▶ EXERCISE GOAL: Give every line of the data below as a JSON list of strings, one string per line, skipping blank lines.

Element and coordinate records
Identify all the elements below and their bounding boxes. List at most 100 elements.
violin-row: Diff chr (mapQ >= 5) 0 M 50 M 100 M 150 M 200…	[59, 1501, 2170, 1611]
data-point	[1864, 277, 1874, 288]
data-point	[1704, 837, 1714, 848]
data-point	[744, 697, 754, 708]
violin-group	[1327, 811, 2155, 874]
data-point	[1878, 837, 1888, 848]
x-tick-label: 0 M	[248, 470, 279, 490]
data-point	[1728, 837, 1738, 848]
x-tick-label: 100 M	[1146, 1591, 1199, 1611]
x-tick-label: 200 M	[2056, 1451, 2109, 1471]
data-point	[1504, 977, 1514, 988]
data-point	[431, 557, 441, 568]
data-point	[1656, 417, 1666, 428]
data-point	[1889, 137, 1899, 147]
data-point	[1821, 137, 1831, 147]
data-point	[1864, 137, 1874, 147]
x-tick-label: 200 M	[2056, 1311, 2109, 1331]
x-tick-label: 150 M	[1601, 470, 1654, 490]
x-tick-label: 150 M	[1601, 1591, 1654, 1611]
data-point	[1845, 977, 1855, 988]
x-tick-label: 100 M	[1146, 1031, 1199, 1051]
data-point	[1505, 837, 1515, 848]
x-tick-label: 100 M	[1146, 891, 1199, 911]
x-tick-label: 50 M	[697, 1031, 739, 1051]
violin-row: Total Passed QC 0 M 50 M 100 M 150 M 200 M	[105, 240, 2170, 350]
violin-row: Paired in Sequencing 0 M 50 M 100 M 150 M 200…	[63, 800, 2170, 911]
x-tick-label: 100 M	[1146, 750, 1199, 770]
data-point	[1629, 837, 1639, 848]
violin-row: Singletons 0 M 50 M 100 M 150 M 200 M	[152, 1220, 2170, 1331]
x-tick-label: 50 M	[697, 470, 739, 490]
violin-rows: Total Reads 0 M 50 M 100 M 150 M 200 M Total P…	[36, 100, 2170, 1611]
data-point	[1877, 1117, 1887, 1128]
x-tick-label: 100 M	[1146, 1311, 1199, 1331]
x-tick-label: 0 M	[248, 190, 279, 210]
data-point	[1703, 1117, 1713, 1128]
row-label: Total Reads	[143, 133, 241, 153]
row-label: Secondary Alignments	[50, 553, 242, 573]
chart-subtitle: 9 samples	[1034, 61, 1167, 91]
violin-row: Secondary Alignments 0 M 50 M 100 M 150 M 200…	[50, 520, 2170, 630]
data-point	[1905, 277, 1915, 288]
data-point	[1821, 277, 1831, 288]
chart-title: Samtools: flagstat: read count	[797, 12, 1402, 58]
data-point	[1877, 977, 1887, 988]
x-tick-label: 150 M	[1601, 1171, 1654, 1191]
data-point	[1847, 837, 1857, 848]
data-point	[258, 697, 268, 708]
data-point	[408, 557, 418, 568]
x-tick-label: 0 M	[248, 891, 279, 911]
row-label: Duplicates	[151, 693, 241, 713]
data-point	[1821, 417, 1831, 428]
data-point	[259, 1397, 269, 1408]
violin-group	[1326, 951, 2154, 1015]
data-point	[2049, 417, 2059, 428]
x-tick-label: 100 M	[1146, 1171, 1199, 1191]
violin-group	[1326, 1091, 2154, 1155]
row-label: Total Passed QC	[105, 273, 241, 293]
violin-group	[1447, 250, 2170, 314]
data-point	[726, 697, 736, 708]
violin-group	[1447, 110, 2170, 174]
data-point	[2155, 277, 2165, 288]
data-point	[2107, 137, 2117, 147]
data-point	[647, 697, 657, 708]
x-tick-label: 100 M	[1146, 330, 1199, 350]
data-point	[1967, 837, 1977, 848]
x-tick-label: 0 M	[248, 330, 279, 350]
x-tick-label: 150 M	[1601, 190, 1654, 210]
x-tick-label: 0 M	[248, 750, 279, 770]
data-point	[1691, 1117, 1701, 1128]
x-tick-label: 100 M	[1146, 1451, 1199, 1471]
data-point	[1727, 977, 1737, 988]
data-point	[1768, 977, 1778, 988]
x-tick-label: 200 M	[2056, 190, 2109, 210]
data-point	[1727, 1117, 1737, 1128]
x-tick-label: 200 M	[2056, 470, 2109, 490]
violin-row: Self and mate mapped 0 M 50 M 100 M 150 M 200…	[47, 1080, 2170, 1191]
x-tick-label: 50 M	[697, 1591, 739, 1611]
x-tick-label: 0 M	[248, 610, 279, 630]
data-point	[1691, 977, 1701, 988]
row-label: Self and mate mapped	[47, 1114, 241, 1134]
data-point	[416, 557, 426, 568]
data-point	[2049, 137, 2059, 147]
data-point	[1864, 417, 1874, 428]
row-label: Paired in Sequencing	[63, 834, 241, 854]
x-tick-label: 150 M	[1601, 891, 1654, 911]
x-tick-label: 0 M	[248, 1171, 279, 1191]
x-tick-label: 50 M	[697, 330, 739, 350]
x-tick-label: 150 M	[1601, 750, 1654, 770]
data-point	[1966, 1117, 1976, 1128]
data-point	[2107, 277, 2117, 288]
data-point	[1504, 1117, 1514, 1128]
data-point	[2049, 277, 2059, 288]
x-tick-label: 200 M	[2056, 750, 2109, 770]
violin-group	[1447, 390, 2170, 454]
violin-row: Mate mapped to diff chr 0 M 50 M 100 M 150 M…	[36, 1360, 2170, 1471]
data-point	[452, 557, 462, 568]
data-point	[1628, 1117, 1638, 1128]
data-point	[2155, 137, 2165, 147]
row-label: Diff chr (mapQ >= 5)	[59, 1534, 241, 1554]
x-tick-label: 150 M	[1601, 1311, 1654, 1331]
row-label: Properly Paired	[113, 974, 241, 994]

▶ THE RESPONSE:
[
  "Identify all the elements below and their bounding boxes. List at most 100 elements.",
  "violin-row: Diff chr (mapQ >= 5) 0 M 50 M 100 M 150 M 200…\t[59, 1501, 2170, 1611]",
  "data-point\t[1864, 277, 1874, 288]",
  "data-point\t[1704, 837, 1714, 848]",
  "data-point\t[744, 697, 754, 708]",
  "violin-group\t[1327, 811, 2155, 874]",
  "data-point\t[1878, 837, 1888, 848]",
  "x-tick-label: 0 M\t[248, 470, 279, 490]",
  "data-point\t[1728, 837, 1738, 848]",
  "x-tick-label: 100 M\t[1146, 1591, 1199, 1611]",
  "x-tick-label: 200 M\t[2056, 1451, 2109, 1471]",
  "data-point\t[1504, 977, 1514, 988]",
  "data-point\t[431, 557, 441, 568]",
  "data-point\t[1656, 417, 1666, 428]",
  "data-point\t[1889, 137, 1899, 147]",
  "data-point\t[1821, 137, 1831, 147]",
  "data-point\t[1864, 137, 1874, 147]",
  "x-tick-label: 200 M\t[2056, 1311, 2109, 1331]",
  "x-tick-label: 150 M\t[1601, 470, 1654, 490]",
  "x-tick-label: 150 M\t[1601, 1591, 1654, 1611]",
  "data-point\t[1845, 977, 1855, 988]",
  "x-tick-label: 100 M\t[1146, 1031, 1199, 1051]",
  "data-point\t[1505, 837, 1515, 848]",
  "x-tick-label: 100 M\t[1146, 891, 1199, 911]",
  "x-tick-label: 50 M\t[697, 1031, 739, 1051]",
  "violin-row: Total Passed QC 0 M 50 M 100 M 150 M 200 M\t[105, 240, 2170, 350]",
  "violin-row: Paired in Sequencing 0 M 50 M 100 M 150 M 200…\t[63, 800, 2170, 911]",
  "x-tick-label: 100 M\t[1146, 750, 1199, 770]",
  "data-point\t[1629, 837, 1639, 848]",
  "violin-row: Singletons 0 M 50 M 100 M 150 M 200 M\t[152, 1220, 2170, 1331]",
  "x-tick-label: 50 M\t[697, 470, 739, 490]",
  "violin-rows: Total Reads 0 M 50 M 100 M 150 M 200 M Total P…\t[36, 100, 2170, 1611]",
  "data-point\t[1877, 1117, 1887, 1128]",
  "x-tick-label: 100 M\t[1146, 1311, 1199, 1331]",
  "x-tick-label: 0 M\t[248, 190, 279, 210]",
  "data-point\t[1703, 1117, 1713, 1128]",
  "row-label: Total Reads\t[143, 133, 241, 153]",
  "row-label: Secondary Alignments\t[50, 553, 242, 573]",
  "chart-subtitle: 9 samples\t[1034, 61, 1167, 91]",
  "violin-row: Secondary Alignments 0 M 50 M 100 M 150 M 200…\t[50, 520, 2170, 630]",
  "data-point\t[1905, 277, 1915, 288]",
  "data-point\t[1821, 277, 1831, 288]",
  "chart-title: Samtools: flagstat: read count\t[797, 12, 1402, 58]",
  "data-point\t[1877, 977, 1887, 988]",
  "x-tick-label: 150 M\t[1601, 1171, 1654, 1191]",
  "data-point\t[1847, 837, 1857, 848]",
  "data-point\t[258, 697, 268, 708]",
  "data-point\t[408, 557, 418, 568]",
  "x-tick-label: 0 M\t[248, 891, 279, 911]",
  "row-label: Duplicates\t[151, 693, 241, 713]",
  "data-point\t[1821, 417, 1831, 428]",
  "data-point\t[259, 1397, 269, 1408]",
  "violin-group\t[1326, 951, 2154, 1015]",
  "data-point\t[2049, 417, 2059, 428]",
  "x-tick-label: 100 M\t[1146, 1171, 1199, 1191]",
  "violin-group\t[1326, 1091, 2154, 1155]",
  "row-label: Total Passed QC\t[105, 273, 241, 293]",
  "violin-group\t[1447, 250, 2170, 314]",
  "data-point\t[726, 697, 736, 708]",
  "violin-group\t[1447, 110, 2170, 174]",
  "data-point\t[2155, 277, 2165, 288]",
  "data-point\t[2107, 137, 2117, 147]",
  "data-point\t[647, 697, 657, 708]",
  "x-tick-label: 100 M\t[1146, 330, 1199, 350]",
  "data-point\t[1967, 837, 1977, 848]",
  "x-tick-label: 0 M\t[248, 330, 279, 350]",
  "x-tick-label: 150 M\t[1601, 190, 1654, 210]",
  "x-tick-label: 0 M\t[248, 750, 279, 770]",
  "data-point\t[1691, 1117, 1701, 1128]",
  "x-tick-label: 100 M\t[1146, 1451, 1199, 1471]",
  "data-point\t[1727, 977, 1737, 988]",
  "data-point\t[1768, 977, 1778, 988]",
  "x-tick-label: 200 M\t[2056, 190, 2109, 210]",
  "data-point\t[1727, 1117, 1737, 1128]",
  "x-tick-label: 200 M\t[2056, 470, 2109, 490]",
  "violin-row: Self and mate mapped 0 M 50 M 100 M 150 M 200…\t[47, 1080, 2170, 1191]",
  "x-tick-label: 50 M\t[697, 1591, 739, 1611]",
  "x-tick-label: 0 M\t[248, 610, 279, 630]",
  "data-point\t[1691, 977, 1701, 988]",
  "row-label: Self and mate mapped\t[47, 1114, 241, 1134]",
  "data-point\t[416, 557, 426, 568]",
  "data-point\t[2049, 137, 2059, 147]",
  "data-point\t[1864, 417, 1874, 428]",
  "row-label: Paired in Sequencing\t[63, 834, 241, 854]",
  "x-tick-label: 150 M\t[1601, 891, 1654, 911]",
  "x-tick-label: 0 M\t[248, 1171, 279, 1191]",
  "x-tick-label: 50 M\t[697, 330, 739, 350]",
  "x-tick-label: 150 M\t[1601, 750, 1654, 770]",
  "data-point\t[1966, 1117, 1976, 1128]",
  "data-point\t[2107, 277, 2117, 288]",
  "data-point\t[1504, 1117, 1514, 1128]",
  "data-point\t[2049, 277, 2059, 288]",
  "x-tick-label: 200 M\t[2056, 750, 2109, 770]",
  "violin-group\t[1447, 390, 2170, 454]",
  "violin-row: Mate mapped to diff chr 0 M 50 M 100 M 150 M…\t[36, 1360, 2170, 1471]",
  "data-point\t[452, 557, 462, 568]",
  "data-point\t[1628, 1117, 1638, 1128]",
  "data-point\t[2155, 137, 2165, 147]",
  "row-label: Diff chr (mapQ >= 5)\t[59, 1534, 241, 1554]",
  "x-tick-label: 150 M\t[1601, 1311, 1654, 1331]",
  "row-label: Properly Paired\t[113, 974, 241, 994]"
]